=== TASK DESCRIPTION ===
Reproduce, word for word, the section of the basketball profile that begins at "Josh views his" and stops after "a fiery leader.".

=== TEXT PASSAGE ===

= = =

Ask Toledo St. John’s. Egner ripped the Titans for 24 points on 8-of-11 shooting in last week’s regional final. He beat them off the dribble, including a nifty reverse layup. He drilled two 3s. He hammered home dunks.

That type of versatility comes from being the hard-working son of a coach, and it’s earned him a basketball scholarship to Akron.

“Since I was 5 I’ve worked with my dad,” the 18-year-old said this week after practice. “That’s our biggest common bond, definitely.”

His father coached Josh in grade school and then helped out with his AAU teams once he reached middle school. Not that Josh looked like a future Division I college basketball player then.

“I was actually really fat when I was little,” Josh said. “I grew a lot between seventh and eighth grade. I just kept growing and I got some bounce when I was in high school, so that was nice.”

Some bounce is an understatement. After increasing his leaping ability by working out at High Intensity Training in Green, Josh possesses a 37-inch vertical leap that allows him to produce NBA-quality dunks rarely seen at Jackson.

“I think it’s funny because we’ll go to AAU tournaments and stuff like that and people will come watch the white kid dunk,” said Josh, who spent the last three summers playing on the King James Shooting Stars AAU team sponsored by LeBron James.

Josh views his dunking as “just another asset.”

“It’s just harder to block a shot when you’re up that high.”

EMOTION FUELS A FIRE

Dunks aside, Egner is Jackson’s second-leading scorer (13.2) and rebounder (7.6) behind All-Ohio forward Josh Henniger. He also is a fiery leader.

= = =

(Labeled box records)
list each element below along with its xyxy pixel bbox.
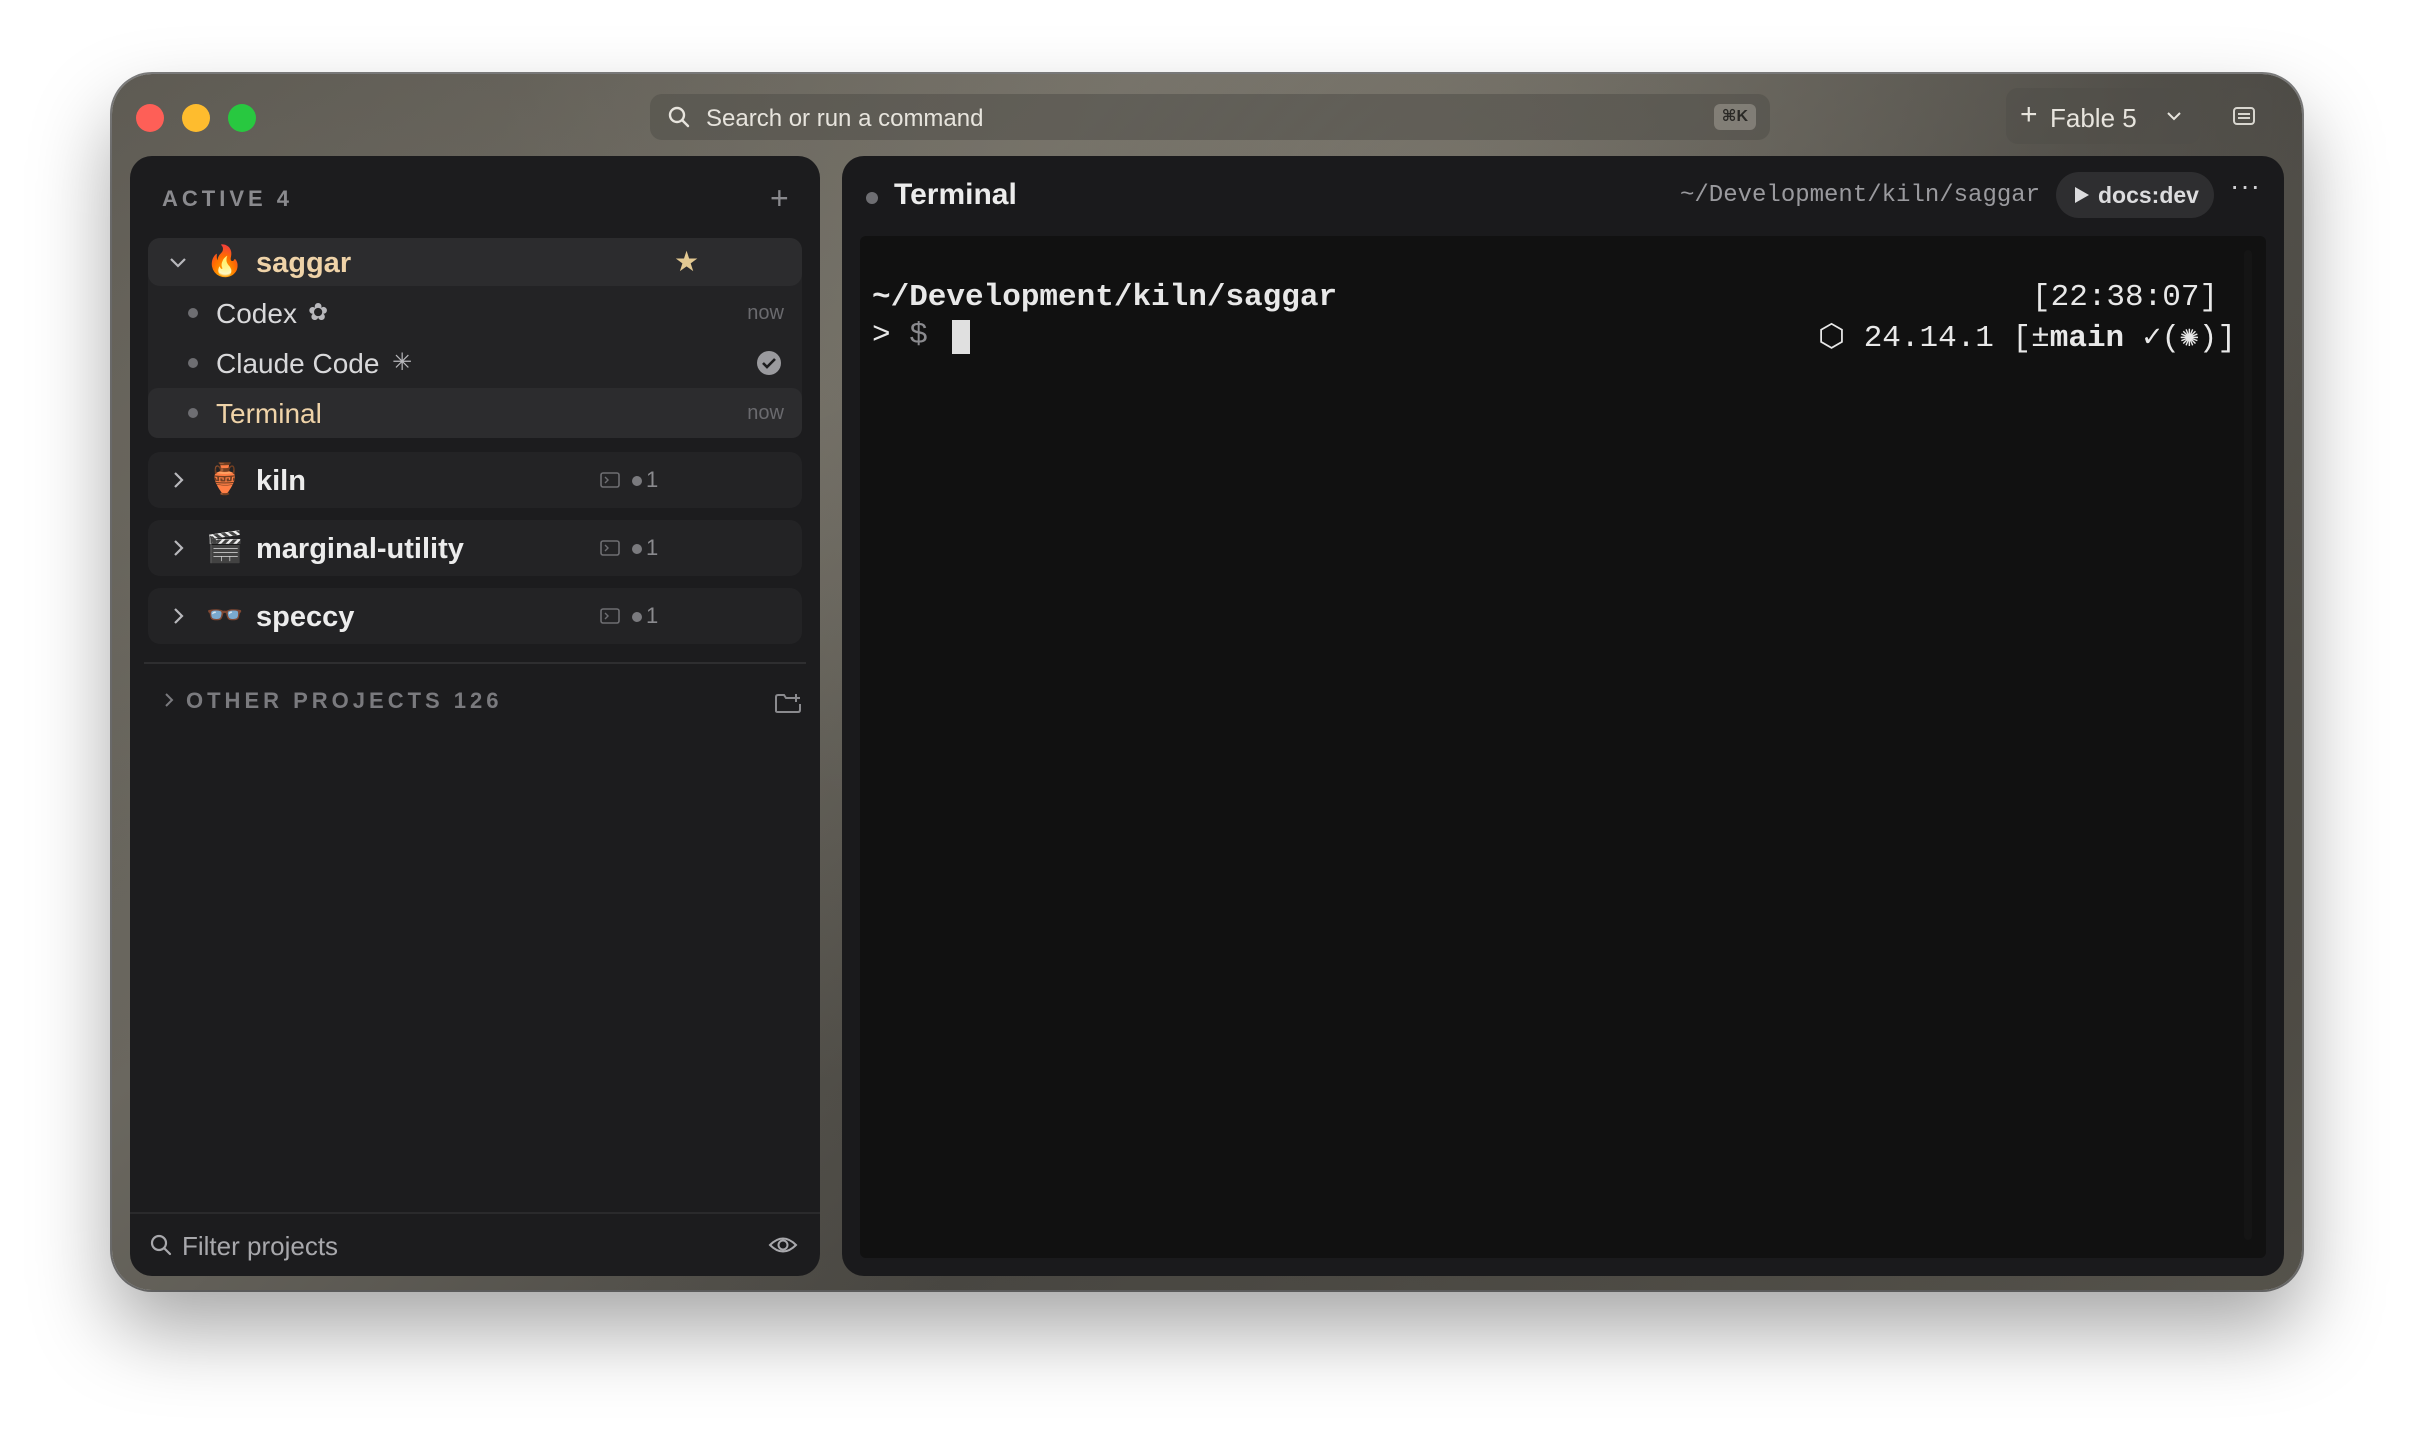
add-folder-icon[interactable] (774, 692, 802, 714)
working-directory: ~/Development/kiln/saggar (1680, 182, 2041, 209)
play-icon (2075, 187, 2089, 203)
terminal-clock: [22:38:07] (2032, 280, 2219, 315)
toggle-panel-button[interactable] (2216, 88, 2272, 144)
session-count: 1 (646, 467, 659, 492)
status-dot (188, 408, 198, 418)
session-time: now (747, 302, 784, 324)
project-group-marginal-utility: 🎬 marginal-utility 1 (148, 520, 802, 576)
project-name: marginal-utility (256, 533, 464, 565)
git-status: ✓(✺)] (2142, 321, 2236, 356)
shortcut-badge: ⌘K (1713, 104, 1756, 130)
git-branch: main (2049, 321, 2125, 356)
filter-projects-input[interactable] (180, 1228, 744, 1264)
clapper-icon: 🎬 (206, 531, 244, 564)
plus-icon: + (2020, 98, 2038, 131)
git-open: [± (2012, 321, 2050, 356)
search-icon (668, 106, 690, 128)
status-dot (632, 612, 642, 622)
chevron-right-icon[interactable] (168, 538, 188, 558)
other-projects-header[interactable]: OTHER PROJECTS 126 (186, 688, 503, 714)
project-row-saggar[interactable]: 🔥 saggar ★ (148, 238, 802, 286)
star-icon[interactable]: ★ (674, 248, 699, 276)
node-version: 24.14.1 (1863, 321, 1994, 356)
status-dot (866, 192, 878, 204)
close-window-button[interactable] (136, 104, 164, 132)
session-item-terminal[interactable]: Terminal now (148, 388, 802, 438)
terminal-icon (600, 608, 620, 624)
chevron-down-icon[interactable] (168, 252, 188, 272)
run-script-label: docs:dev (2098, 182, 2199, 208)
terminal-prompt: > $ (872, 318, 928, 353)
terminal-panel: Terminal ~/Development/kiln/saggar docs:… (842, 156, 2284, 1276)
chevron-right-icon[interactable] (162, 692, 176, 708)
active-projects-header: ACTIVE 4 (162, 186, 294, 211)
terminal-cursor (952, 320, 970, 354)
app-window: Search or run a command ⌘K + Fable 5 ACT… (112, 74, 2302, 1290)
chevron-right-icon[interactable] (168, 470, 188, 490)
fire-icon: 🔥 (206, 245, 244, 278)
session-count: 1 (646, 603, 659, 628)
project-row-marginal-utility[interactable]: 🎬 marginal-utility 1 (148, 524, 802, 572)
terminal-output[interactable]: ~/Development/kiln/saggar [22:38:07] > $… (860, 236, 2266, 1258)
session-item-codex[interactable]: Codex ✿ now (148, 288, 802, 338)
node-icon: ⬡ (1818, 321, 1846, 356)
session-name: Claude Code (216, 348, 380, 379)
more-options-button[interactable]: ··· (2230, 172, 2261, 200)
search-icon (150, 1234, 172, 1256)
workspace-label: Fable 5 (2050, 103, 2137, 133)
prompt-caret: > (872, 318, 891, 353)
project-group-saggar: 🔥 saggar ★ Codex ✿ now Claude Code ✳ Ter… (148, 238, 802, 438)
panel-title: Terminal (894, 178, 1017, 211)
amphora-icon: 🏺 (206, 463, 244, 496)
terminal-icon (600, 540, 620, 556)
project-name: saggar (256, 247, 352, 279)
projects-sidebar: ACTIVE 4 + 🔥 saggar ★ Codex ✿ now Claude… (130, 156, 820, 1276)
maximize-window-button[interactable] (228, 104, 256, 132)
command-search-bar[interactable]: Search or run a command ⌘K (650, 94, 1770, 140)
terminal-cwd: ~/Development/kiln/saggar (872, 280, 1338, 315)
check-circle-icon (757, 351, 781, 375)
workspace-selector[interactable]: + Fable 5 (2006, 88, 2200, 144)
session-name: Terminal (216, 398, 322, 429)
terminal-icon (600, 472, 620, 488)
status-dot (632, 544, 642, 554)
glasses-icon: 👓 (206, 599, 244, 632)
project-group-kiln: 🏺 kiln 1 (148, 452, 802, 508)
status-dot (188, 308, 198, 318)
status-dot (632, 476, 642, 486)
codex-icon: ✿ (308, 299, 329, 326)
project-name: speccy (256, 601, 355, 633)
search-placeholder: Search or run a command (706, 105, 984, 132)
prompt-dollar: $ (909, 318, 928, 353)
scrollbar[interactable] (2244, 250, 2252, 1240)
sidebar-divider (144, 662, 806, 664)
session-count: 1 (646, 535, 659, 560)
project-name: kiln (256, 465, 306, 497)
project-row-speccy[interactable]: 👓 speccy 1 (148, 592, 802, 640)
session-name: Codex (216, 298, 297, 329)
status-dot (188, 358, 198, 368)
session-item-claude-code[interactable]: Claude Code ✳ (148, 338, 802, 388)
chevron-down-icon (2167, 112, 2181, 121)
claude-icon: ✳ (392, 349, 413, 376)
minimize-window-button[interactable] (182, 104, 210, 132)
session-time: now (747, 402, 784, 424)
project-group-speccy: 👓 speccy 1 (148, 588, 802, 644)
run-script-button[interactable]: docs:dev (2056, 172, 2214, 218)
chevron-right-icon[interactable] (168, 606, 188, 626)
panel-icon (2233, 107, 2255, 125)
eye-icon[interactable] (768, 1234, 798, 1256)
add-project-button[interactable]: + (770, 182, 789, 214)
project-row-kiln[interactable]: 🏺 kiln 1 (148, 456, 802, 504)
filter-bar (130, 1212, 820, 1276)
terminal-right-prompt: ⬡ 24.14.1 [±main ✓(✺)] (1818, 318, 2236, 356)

= = =

=== WRITTEN SOLUTION ===
Josh views his dunking as “just another asset.”

“It’s just harder to block a shot when you’re up that high.”

EMOTION FUELS A FIRE

Dunks aside, Egner is Jackson’s second-leading scorer (13.2) and rebounder (7.6) behind All-Ohio forward Josh Henniger. He also is a fiery leader.